··· Dataset entries ···

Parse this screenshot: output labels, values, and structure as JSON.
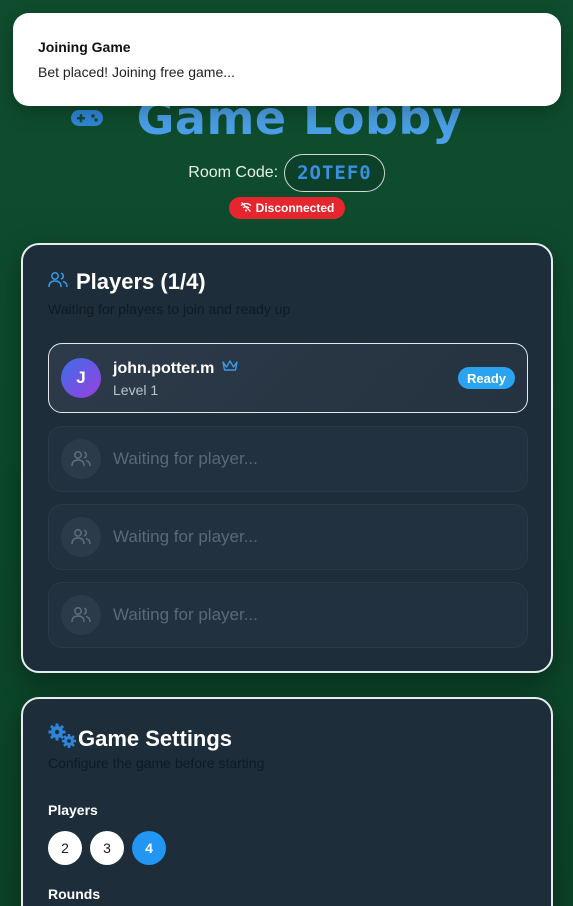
{
  "toast": {
    "title": "Joining Game",
    "message": "Bet placed! Joining free game..."
  },
  "header": {
    "title": "Game Lobby",
    "room_label": "Room Code:",
    "room_code": "2OTEF0",
    "connection_status": "Disconnected"
  },
  "players": {
    "title": "Players (1/4)",
    "subtitle": "Waiting for players to join and ready up",
    "list": [
      {
        "initial": "J",
        "name": "john.potter.m",
        "level": "Level 1",
        "status": "Ready"
      }
    ],
    "empty_slots": [
      "Waiting for player...",
      "Waiting for player...",
      "Waiting for player..."
    ]
  },
  "settings": {
    "title": "Game Settings",
    "subtitle": "Configure the game before starting",
    "players_label": "Players",
    "player_options": [
      "2",
      "3",
      "4"
    ],
    "selected_players": "4",
    "rounds_label": "Rounds"
  },
  "colors": {
    "background": "#0f4d2e",
    "accent": "#2196f3",
    "title": "#4b9fe6",
    "disconnected": "#e5262f"
  }
}
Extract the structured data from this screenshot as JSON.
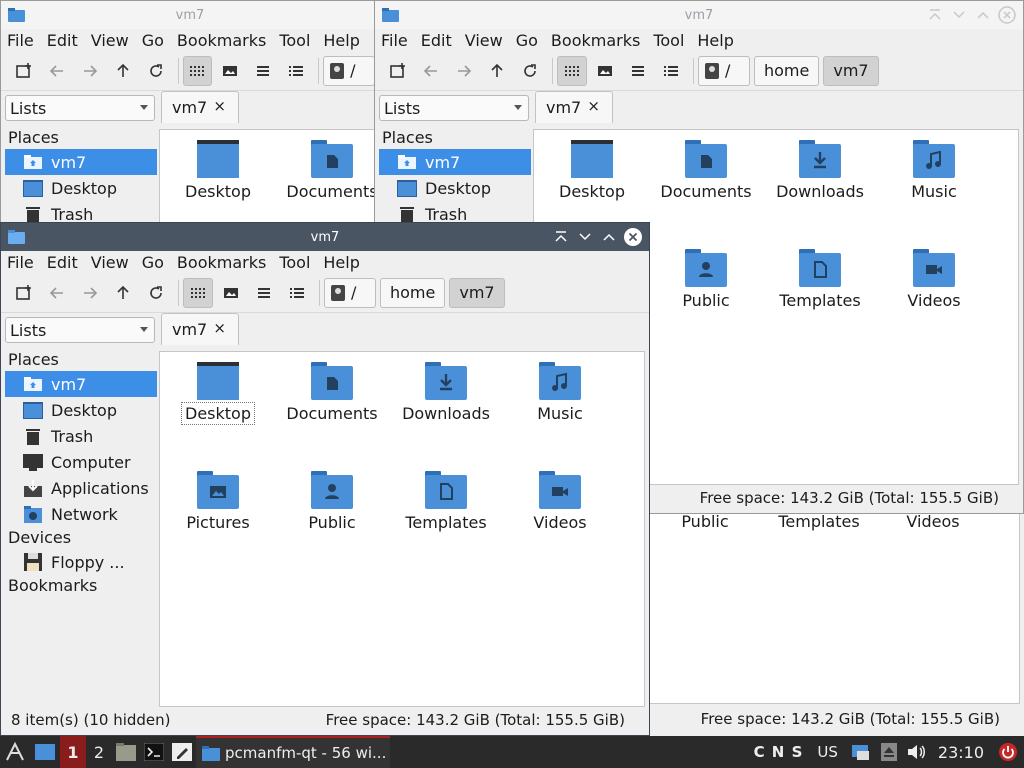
{
  "menu": [
    "File",
    "Edit",
    "View",
    "Go",
    "Bookmarks",
    "Tool",
    "Help"
  ],
  "breadcrumb": {
    "root": "/",
    "home": "home",
    "current": "vm7"
  },
  "side": {
    "combo": "Lists",
    "places_header": "Places",
    "devices_header": "Devices",
    "bookmarks_header": "Bookmarks",
    "places": [
      {
        "label": "vm7",
        "icon": "home-folder-icon"
      },
      {
        "label": "Desktop",
        "icon": "desktop-icon"
      },
      {
        "label": "Trash",
        "icon": "trash-icon"
      },
      {
        "label": "Computer",
        "icon": "computer-icon"
      },
      {
        "label": "Applications",
        "icon": "applications-icon"
      },
      {
        "label": "Network",
        "icon": "network-icon"
      }
    ],
    "devices": [
      {
        "label": "Floppy ...",
        "icon": "floppy-icon"
      }
    ]
  },
  "tab": {
    "label": "vm7",
    "close": "×"
  },
  "files": [
    {
      "label": "Desktop",
      "icon": "desktop-folder-icon"
    },
    {
      "label": "Documents",
      "icon": "documents-folder-icon"
    },
    {
      "label": "Downloads",
      "icon": "downloads-folder-icon"
    },
    {
      "label": "Music",
      "icon": "music-folder-icon"
    },
    {
      "label": "Pictures",
      "icon": "pictures-folder-icon"
    },
    {
      "label": "Public",
      "icon": "public-folder-icon"
    },
    {
      "label": "Templates",
      "icon": "templates-folder-icon"
    },
    {
      "label": "Videos",
      "icon": "videos-folder-icon"
    }
  ],
  "windows": {
    "w1": {
      "title": "vm7"
    },
    "w2": {
      "title": "vm7",
      "free_space": "Free space: 143.2 GiB (Total: 155.5 GiB)"
    },
    "w3": {
      "title": "vm7",
      "item_count": "8 item(s) (10 hidden)",
      "free_space": "Free space: 143.2 GiB (Total: 155.5 GiB)"
    }
  },
  "background_status": {
    "free_space": "Free space: 143.2 GiB (Total: 155.5 GiB)"
  },
  "taskbar": {
    "desktop1": "1",
    "desktop2": "2",
    "task_label": "pcmanfm-qt - 56 wi...",
    "keyboard": "C N S",
    "layout": "US",
    "clock": "23:10"
  },
  "colors": {
    "folder": "#4a90d9",
    "folder_dark": "#2f6fb5",
    "selection": "#3d8ee6",
    "titlebar_active": "#4a5563",
    "taskbar": "#2a2a2a",
    "desktop_active": "#8b1c1c"
  }
}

···

_Your objective_:
Give the number of lines in the entries that hold the word "subtitle", and nothing else.

_Exercise result_:
2